# [Provided text]
ADMINISTRATIVE LAW – ADMINISTRATIVE TRIBUNALS – QUEENSLAND CIVIL AND ADMINISTRATIVE TRIBUNAL – review of decision by respondent to issue a negative notice for a blue card

FAMILY LAW AND CHILD WELFARE – CHILD WELFARE UNDER STATE OR TERRITORY JURISDICTION AND LEGISLATION – OTHER MATTERS – blue card – application for review – where applicant has conviction for a serious offence and other offences – whether an ‘exceptional case’ – application of mandatory considerations.

Human Rights Act 2019 (Qld), s 8, s 13, s 58, s 21, s 23, s 36(2), s 58

Queensland Civil and Administrative Tribunal Act 2009 (Qld), s 19, s 20, s 24, s 66

Working with Children (Risk Management and Screening) Act 2000 (Qld), s 5, s 6, s 225, s 226, s 360, Schedule 2

Commissioner for Children and Young People and Child Guardian v FGC [2011] QCATA 291

Commissioner for Young People and Child Guardian v Lister (No2) [2011] QCATA 87

QCATA 87 Commissioner for Children and Young People and Child Guardian v Maher and Anor [2004] QCA 492

Commissioner for Children and Young People and Child Guardian v Ram [2014] QCATA 27

Re TAA [2006] QCST 11.

APPEARANCES &

REPRESENTATION:

Applicant:

PS

Respondent:

Capwell, J. Legal Officer Blue Card Services.

REASONS FOR DECISION

  1. [1]
    PS seeks review of a decision of blue card services of 17 July 2020 to issue a negative notice for a blue card. PS seeks a blue card to continue his volunteer work with an emergency services organisation.

# [Requirements]
Print the blue card decision from "Capwell, J. Legal" up to and including "emergency services organisation.". The lines play no part in this.

# [Provided data]

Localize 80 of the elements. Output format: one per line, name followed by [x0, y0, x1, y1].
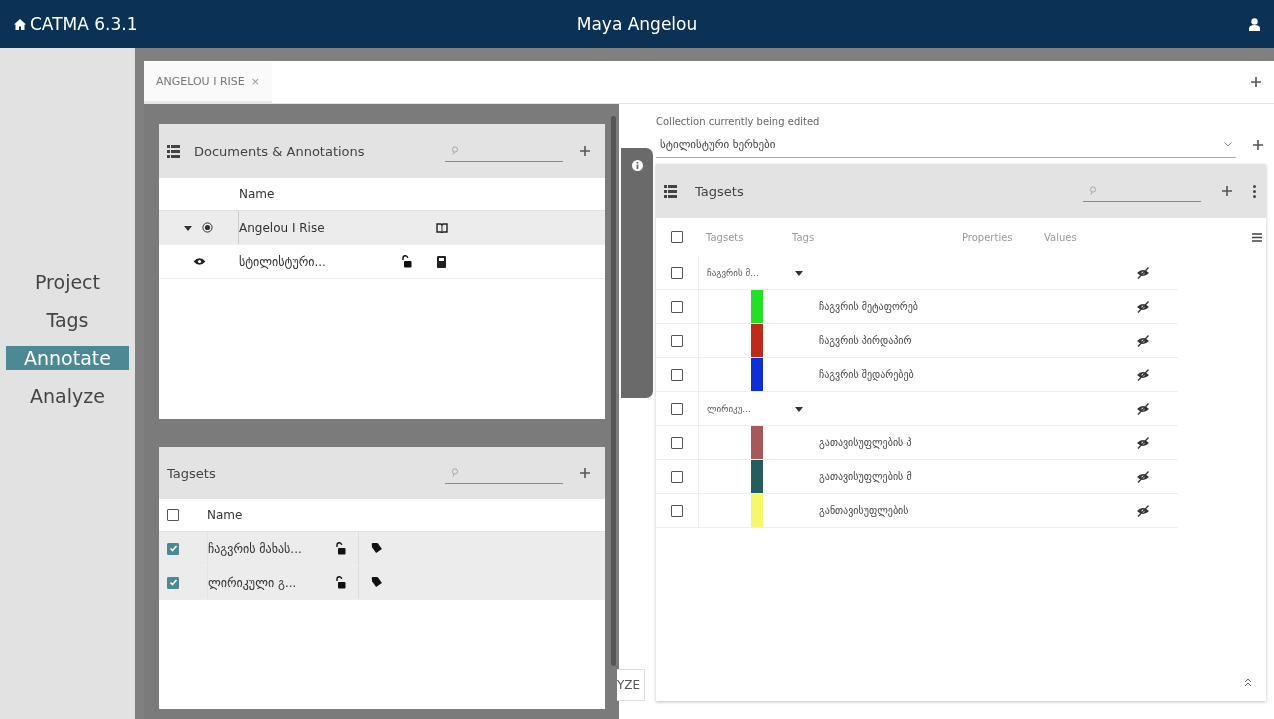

# [Complete answer]
Capwell, J. Legal Officer Blue Card Services.

REASONS FOR DECISION

  1. [1]
    PS seeks review of a decision of blue card services of 17 July 2020 to issue a negative notice for a blue card. PS seeks a blue card to continue his volunteer work with an emergency services organisation.